--- SUPPLIED RECORDS ---
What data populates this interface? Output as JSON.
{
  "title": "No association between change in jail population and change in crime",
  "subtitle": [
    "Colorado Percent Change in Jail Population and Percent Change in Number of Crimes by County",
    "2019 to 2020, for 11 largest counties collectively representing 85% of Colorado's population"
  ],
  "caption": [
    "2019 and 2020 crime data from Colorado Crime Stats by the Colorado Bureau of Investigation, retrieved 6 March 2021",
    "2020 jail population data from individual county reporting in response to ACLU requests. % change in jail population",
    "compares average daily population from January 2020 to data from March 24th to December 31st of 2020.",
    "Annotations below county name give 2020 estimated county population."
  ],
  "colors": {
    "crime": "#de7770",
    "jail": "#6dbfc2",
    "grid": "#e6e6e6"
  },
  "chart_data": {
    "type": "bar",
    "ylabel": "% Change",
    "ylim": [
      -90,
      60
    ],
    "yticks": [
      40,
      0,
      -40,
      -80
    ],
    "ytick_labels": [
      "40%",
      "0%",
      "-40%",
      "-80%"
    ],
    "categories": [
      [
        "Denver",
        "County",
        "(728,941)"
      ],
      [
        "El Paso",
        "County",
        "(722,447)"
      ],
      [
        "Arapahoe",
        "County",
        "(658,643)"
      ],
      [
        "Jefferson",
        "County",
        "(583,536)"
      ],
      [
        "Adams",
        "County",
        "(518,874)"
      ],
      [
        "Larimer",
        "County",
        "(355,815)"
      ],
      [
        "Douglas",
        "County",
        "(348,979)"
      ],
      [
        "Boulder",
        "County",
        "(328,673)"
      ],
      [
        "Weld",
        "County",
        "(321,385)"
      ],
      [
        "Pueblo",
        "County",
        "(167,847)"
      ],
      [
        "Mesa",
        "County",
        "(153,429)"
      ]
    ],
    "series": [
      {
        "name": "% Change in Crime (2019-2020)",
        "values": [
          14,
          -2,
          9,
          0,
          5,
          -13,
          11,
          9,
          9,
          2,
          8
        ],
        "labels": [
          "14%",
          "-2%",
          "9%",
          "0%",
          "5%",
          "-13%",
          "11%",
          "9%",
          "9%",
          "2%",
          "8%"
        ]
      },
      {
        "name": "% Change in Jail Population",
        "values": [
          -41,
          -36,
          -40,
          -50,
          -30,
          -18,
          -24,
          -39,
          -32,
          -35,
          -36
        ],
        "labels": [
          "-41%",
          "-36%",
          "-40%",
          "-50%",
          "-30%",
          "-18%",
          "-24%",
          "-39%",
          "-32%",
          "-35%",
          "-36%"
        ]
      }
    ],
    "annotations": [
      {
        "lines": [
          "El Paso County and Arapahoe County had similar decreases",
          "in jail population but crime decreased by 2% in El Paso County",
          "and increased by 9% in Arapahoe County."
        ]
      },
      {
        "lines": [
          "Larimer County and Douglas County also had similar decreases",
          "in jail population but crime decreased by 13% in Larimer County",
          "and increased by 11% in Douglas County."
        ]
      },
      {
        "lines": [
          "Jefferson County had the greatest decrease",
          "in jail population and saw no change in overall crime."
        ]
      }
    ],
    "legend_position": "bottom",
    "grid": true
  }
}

--- TASK OBJECTIVE ---
Keep only those lines of the records that hold "increased", and return them.

--- WRITTEN ANSWER ---
          "and increased by 9% in Arapahoe County."
          "and increased by 11% in Douglas County."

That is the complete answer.